PASSAGE SHOWN START

Lauren used the Factor 8 COACHN℠ Model framework as a guide. This model is used for all sales manager meetings to help leaders provide consistency and embody coaching best practices. For difficult conversations, it’s called the E-COACHN℠ Model.
The “E” reminds us to maintain an employee’s self-esteem. It also reminds us there are four legs of research to do:
- A private location
- Ample time (double your best guess)
- Data or examples
- Desired goal
Once prep is done, we can follow the COACHN℠ Model to guide the conversation:
- Clarify Expectations: one sentence intro for the meeting – the “problem statement”.
- Observations: Talk about behavior you have observed, data you’ve seen. Not hearsay.
- Asking questions: can the employee explain what’s going on?
- Committing to action items – this is where the employee decides and commits to fixes.
- How can I help? Great managers offer to get involved where appropriate.
- Next steps – nailing down when we check back and what will be done.
Download the E-COACHN℠ Model here.
Tips & Tricks For Having Difficult Conversations
The panel shared so many awesome tips and stories. Here were a few that stood out:
- Make sure that you are ending the conversation helping them come up with a solution for the problem. We can show our faith in them and be encouraging. This helps maintain esteem.
- Follow-through is critical. Get next steps on the calendar and be accountable for your own actions AND measuring their progress and actions.
- The most difficult conversations that you encounter aren’t just performance conversations. When we enter them with the intent to help and learn, they will turn out OK – even the really embarrassing ones!
- Don’t expect to have all the answers. It’s smart to ask HR, a mentor, or a boss for guidance and to practice before having the difficult conversation.
Now for some GREAT Q&A between the audience and our panel:
1. How do you give feedback up the ladder? To superiors, leadership, or your boss.
Always start with your end in mind. What outcome are you seeking? Prepare, have an outline, have someone you trust review and practice. Ask your boss if you can have an open conversation to help propel the business, relationship or whatever it is further. Tell her or him that you have been hesitant to bring this up (if that is true) and that you are seeking to improve whatever it is you are going to discuss AND then go for it!
Remember, your boss can’t read your mind. Everyone is human and makes mistakes. Be prepared to hear feedback that you may not want. How will you react? Do your best to take the feedback as a gift, even if it is something that doesn’t make you feel good.
“Feedback is a gift” – This came up many times during the webinar. What an amazing perspective to help all parties navigate giving and receiving feedback.
2. How can you use difficult conversations with clients as an opportunity to strengthen the relationship?
Many difficult conversations with clients occur because the company that you work for can’t or won’t fulfill something the client wants or needs. Sometimes these occur because expectations were not met.
Honesty and timely communication will actually strengthen a relationship, versus harm it. The worst thing anyone can do is avoid the crucial conversation.
3. What is the best way to have these conversations with your boss. For example if you disagree with an approach or need to “manage up”.
This one is tricky because it really depends on what type of boss you have, you’ll need to gauge your boss’s openness to feedback and these types of conversations. That being said, start with clear expectations. I use a simple format of expectation setting which is: Here is what you should expect from me, and what should I expect of you? They will almost always say the right things: support, transparency, accountability, etc. If not make sure they cover what you need by asking the right questions. Then, once expectations are clear you can use those expectations to align on feedback, similar to the roleplay we did in the webinar. Let them know where expectations aren’t being met and be specific with examples, then provide actionable solutions. The most important part of managing up is for YOU to come with solutions, don’t just come with issues and expect them to solve. If you disagree with their approach it means you are not aligned on what protocol/expectations should be, so start there.

PASSAGE SHOWN END

(TASK REQUIREMENTS)
Translate this sentence from the passage on difficult conversations into Spanish: "Honesty and timely communication will actually strengthen a relationship, versus harm it."

SOURCE MATERIAL START

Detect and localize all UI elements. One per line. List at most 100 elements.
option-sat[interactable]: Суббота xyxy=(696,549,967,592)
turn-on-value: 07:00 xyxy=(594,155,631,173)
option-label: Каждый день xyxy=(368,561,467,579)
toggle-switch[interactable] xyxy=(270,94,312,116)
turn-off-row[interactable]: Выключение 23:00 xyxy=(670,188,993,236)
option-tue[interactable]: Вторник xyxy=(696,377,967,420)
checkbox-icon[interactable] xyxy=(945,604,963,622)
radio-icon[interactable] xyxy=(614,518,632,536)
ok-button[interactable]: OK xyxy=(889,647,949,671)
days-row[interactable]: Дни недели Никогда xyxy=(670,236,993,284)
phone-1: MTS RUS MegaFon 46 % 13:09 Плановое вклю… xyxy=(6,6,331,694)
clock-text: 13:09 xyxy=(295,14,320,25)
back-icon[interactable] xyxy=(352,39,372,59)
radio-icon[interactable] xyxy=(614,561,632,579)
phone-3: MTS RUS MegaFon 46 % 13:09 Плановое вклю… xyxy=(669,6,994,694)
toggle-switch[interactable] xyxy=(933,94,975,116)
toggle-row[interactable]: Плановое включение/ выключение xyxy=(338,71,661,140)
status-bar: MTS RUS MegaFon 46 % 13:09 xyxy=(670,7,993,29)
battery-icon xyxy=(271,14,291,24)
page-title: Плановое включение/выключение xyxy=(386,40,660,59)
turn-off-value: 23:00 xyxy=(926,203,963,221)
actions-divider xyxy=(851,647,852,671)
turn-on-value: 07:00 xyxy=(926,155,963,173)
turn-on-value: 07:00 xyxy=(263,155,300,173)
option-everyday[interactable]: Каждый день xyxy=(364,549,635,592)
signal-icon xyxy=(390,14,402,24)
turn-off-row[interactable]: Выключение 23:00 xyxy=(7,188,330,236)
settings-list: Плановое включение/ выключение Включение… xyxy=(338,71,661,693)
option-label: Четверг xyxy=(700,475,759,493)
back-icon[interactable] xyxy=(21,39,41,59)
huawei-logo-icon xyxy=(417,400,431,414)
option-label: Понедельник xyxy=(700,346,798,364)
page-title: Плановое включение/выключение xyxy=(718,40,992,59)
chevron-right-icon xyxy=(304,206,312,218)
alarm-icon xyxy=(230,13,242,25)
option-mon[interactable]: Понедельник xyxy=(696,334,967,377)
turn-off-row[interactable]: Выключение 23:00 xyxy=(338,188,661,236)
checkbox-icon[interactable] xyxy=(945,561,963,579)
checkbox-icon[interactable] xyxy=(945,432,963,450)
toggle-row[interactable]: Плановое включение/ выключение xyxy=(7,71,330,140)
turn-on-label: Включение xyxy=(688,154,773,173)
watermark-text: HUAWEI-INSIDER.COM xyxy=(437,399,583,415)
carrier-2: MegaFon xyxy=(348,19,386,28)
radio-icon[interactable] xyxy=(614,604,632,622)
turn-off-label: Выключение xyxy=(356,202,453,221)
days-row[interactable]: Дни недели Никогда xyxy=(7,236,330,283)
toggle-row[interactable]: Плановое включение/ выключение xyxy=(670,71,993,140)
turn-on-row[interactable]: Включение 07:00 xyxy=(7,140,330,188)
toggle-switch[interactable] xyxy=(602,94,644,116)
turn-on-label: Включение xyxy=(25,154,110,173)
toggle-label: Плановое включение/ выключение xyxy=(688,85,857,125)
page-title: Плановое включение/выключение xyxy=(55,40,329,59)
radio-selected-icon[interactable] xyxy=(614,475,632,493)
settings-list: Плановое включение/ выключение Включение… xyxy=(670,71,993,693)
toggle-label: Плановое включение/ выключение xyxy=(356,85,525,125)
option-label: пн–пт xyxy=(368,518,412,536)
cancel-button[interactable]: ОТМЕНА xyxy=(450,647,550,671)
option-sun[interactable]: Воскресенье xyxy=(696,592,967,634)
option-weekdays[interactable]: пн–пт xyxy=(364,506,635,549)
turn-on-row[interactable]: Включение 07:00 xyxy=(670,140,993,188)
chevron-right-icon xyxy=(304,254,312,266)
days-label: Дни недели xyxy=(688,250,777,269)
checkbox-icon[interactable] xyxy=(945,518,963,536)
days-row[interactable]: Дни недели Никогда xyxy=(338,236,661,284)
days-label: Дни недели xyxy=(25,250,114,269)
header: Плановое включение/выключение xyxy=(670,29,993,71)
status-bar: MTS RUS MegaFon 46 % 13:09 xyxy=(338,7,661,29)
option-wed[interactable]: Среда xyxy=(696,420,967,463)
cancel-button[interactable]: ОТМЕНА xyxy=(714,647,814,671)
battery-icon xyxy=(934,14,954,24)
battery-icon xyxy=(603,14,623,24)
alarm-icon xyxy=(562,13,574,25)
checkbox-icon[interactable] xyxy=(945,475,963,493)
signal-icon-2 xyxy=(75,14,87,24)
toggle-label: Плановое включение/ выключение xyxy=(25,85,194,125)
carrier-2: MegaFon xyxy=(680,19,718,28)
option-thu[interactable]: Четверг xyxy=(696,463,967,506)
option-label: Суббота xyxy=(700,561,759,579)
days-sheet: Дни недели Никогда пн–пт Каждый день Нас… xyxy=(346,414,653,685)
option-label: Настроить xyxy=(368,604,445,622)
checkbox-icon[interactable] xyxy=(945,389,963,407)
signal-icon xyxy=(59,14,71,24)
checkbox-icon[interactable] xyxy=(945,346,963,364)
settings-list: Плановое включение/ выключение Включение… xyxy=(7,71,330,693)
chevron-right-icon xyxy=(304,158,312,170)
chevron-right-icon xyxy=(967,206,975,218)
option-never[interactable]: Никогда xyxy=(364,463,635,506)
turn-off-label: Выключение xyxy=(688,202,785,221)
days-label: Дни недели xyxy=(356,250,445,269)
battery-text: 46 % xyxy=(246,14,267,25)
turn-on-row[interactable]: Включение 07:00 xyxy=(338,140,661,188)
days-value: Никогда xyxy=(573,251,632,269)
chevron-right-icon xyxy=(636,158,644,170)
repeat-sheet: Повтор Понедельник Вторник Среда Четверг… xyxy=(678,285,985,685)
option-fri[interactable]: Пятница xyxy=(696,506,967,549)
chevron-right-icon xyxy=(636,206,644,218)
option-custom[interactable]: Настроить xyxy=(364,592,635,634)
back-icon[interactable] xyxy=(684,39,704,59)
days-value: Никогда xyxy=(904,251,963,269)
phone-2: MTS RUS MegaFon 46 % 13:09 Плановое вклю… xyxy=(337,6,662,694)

SOURCE MATERIAL END

(REPLY TO THE TASK)
La honestidad y la comunicación oportuna en realidad fortalecerán una relación, en lugar de dañarla.